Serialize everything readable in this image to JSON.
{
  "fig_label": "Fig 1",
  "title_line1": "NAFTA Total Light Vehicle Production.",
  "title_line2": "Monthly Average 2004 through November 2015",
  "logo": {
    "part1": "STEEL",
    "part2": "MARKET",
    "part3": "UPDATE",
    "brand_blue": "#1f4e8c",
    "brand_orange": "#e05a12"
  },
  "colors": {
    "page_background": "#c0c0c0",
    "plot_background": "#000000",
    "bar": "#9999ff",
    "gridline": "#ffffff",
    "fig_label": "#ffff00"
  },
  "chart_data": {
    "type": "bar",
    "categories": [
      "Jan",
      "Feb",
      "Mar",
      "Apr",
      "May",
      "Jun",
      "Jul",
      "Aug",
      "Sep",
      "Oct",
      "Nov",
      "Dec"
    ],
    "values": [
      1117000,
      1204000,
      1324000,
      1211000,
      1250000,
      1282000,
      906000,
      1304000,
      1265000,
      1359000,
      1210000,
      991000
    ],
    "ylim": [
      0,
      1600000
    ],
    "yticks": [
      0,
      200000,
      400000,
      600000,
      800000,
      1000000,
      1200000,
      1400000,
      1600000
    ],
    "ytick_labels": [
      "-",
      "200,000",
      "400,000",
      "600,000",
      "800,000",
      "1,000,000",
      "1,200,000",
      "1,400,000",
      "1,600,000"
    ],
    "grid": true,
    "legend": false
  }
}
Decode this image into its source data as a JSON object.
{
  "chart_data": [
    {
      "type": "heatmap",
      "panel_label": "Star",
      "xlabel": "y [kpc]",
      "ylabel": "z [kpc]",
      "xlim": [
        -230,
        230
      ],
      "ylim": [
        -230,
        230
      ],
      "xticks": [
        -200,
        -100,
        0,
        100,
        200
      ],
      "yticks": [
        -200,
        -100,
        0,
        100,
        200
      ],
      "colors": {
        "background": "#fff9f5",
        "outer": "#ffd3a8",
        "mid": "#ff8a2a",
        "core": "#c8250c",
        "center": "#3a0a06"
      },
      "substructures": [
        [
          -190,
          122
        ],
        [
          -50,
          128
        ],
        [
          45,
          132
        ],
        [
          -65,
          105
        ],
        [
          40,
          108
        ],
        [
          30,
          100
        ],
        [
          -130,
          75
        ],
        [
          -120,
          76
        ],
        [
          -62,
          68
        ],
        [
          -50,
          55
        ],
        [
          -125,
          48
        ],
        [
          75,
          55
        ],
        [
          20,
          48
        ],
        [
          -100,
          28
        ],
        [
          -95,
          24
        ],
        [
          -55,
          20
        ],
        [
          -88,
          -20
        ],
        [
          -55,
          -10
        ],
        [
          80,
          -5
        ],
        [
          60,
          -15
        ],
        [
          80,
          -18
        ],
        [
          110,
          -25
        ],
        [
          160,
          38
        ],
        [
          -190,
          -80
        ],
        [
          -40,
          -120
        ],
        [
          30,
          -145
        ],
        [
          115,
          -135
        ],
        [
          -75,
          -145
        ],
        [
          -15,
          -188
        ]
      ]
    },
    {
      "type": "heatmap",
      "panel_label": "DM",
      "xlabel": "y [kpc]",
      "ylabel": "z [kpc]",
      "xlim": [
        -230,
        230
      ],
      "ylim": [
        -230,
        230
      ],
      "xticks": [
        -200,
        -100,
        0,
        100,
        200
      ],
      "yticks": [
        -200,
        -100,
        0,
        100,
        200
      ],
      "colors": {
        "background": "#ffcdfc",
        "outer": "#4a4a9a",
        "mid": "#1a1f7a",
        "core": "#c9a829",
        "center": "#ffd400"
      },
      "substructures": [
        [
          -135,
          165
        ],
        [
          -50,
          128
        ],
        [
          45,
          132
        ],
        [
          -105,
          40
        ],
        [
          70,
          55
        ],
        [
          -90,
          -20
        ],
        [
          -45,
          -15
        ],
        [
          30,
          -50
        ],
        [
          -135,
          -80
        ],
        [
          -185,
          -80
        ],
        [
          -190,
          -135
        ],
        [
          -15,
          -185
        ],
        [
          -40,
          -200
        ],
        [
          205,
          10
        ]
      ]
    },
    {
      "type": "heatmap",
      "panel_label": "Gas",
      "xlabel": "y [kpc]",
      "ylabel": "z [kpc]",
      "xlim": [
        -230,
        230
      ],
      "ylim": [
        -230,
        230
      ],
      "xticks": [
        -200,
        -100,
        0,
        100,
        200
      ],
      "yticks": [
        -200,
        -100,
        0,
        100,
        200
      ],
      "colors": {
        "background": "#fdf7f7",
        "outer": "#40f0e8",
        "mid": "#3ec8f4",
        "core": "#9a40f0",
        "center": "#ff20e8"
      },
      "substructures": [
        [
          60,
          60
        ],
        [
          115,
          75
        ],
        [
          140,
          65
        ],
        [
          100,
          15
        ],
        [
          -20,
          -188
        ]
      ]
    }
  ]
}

**GIVEN REQUEST**
Reproduce the listing above word for word.

**REPLY**
Serialize everything readable in this image to JSON.
{
  "fig_label": "Fig 1",
  "title_line1": "NAFTA Total Light Vehicle Production.",
  "title_line2": "Monthly Average 2004 through November 2015",
  "logo": {
    "part1": "STEEL",
    "part2": "MARKET",
    "part3": "UPDATE",
    "brand_blue": "#1f4e8c",
    "brand_orange": "#e05a12"
  },
  "colors": {
    "page_background": "#c0c0c0",
    "plot_background": "#000000",
    "bar": "#9999ff",
    "gridline": "#ffffff",
    "fig_label": "#ffff00"
  },
  "chart_data": {
    "type": "bar",
    "categories": [
      "Jan",
      "Feb",
      "Mar",
      "Apr",
      "May",
      "Jun",
      "Jul",
      "Aug",
      "Sep",
      "Oct",
      "Nov",
      "Dec"
    ],
    "values": [
      1117000,
      1204000,
      1324000,
      1211000,
      1250000,
      1282000,
      906000,
      1304000,
      1265000,
      1359000,
      1210000,
      991000
    ],
    "ylim": [
      0,
      1600000
    ],
    "yticks": [
      0,
      200000,
      400000,
      600000,
      800000,
      1000000,
      1200000,
      1400000,
      1600000
    ],
    "ytick_labels": [
      "-",
      "200,000",
      "400,000",
      "600,000",
      "800,000",
      "1,000,000",
      "1,200,000",
      "1,400,000",
      "1,600,000"
    ],
    "grid": true,
    "legend": false
  }
}
Decode this image into its source data as a JSON object.
{
  "chart_data": [
    {
      "type": "heatmap",
      "panel_label": "Star",
      "xlabel": "y [kpc]",
      "ylabel": "z [kpc]",
      "xlim": [
        -230,
        230
      ],
      "ylim": [
        -230,
        230
      ],
      "xticks": [
        -200,
        -100,
        0,
        100,
        200
      ],
      "yticks": [
        -200,
        -100,
        0,
        100,
        200
      ],
      "colors": {
        "background": "#fff9f5",
        "outer": "#ffd3a8",
        "mid": "#ff8a2a",
        "core": "#c8250c",
        "center": "#3a0a06"
      },
      "substructures": [
        [
          -190,
          122
        ],
        [
          -50,
          128
        ],
        [
          45,
          132
        ],
        [
          -65,
          105
        ],
        [
          40,
          108
        ],
        [
          30,
          100
        ],
        [
          -130,
          75
        ],
        [
          -120,
          76
        ],
        [
          -62,
          68
        ],
        [
          -50,
          55
        ],
        [
          -125,
          48
        ],
        [
          75,
          55
        ],
        [
          20,
          48
        ],
        [
          -100,
          28
        ],
        [
          -95,
          24
        ],
        [
          -55,
          20
        ],
        [
          -88,
          -20
        ],
        [
          -55,
          -10
        ],
        [
          80,
          -5
        ],
        [
          60,
          -15
        ],
        [
          80,
          -18
        ],
        [
          110,
          -25
        ],
        [
          160,
          38
        ],
        [
          -190,
          -80
        ],
        [
          -40,
          -120
        ],
        [
          30,
          -145
        ],
        [
          115,
          -135
        ],
        [
          -75,
          -145
        ],
        [
          -15,
          -188
        ]
      ]
    },
    {
      "type": "heatmap",
      "panel_label": "DM",
      "xlabel": "y [kpc]",
      "ylabel": "z [kpc]",
      "xlim": [
        -230,
        230
      ],
      "ylim": [
        -230,
        230
      ],
      "xticks": [
        -200,
        -100,
        0,
        100,
        200
      ],
      "yticks": [
        -200,
        -100,
        0,
        100,
        200
      ],
      "colors": {
        "background": "#ffcdfc",
        "outer": "#4a4a9a",
        "mid": "#1a1f7a",
        "core": "#c9a829",
        "center": "#ffd400"
      },
      "substructures": [
        [
          -135,
          165
        ],
        [
          -50,
          128
        ],
        [
          45,
          132
        ],
        [
          -105,
          40
        ],
        [
          70,
          55
        ],
        [
          -90,
          -20
        ],
        [
          -45,
          -15
        ],
        [
          30,
          -50
        ],
        [
          -135,
          -80
        ],
        [
          -185,
          -80
        ],
        [
          -190,
          -135
        ],
        [
          -15,
          -185
        ],
        [
          -40,
          -200
        ],
        [
          205,
          10
        ]
      ]
    },
    {
      "type": "heatmap",
      "panel_label": "Gas",
      "xlabel": "y [kpc]",
      "ylabel": "z [kpc]",
      "xlim": [
        -230,
        230
      ],
      "ylim": [
        -230,
        230
      ],
      "xticks": [
        -200,
        -100,
        0,
        100,
        200
      ],
      "yticks": [
        -200,
        -100,
        0,
        100,
        200
      ],
      "colors": {
        "background": "#fdf7f7",
        "outer": "#40f0e8",
        "mid": "#3ec8f4",
        "core": "#9a40f0",
        "center": "#ff20e8"
      },
      "substructures": [
        [
          60,
          60
        ],
        [
          115,
          75
        ],
        [
          140,
          65
        ],
        [
          100,
          15
        ],
        [
          -20,
          -188
        ]
      ]
    }
  ]
}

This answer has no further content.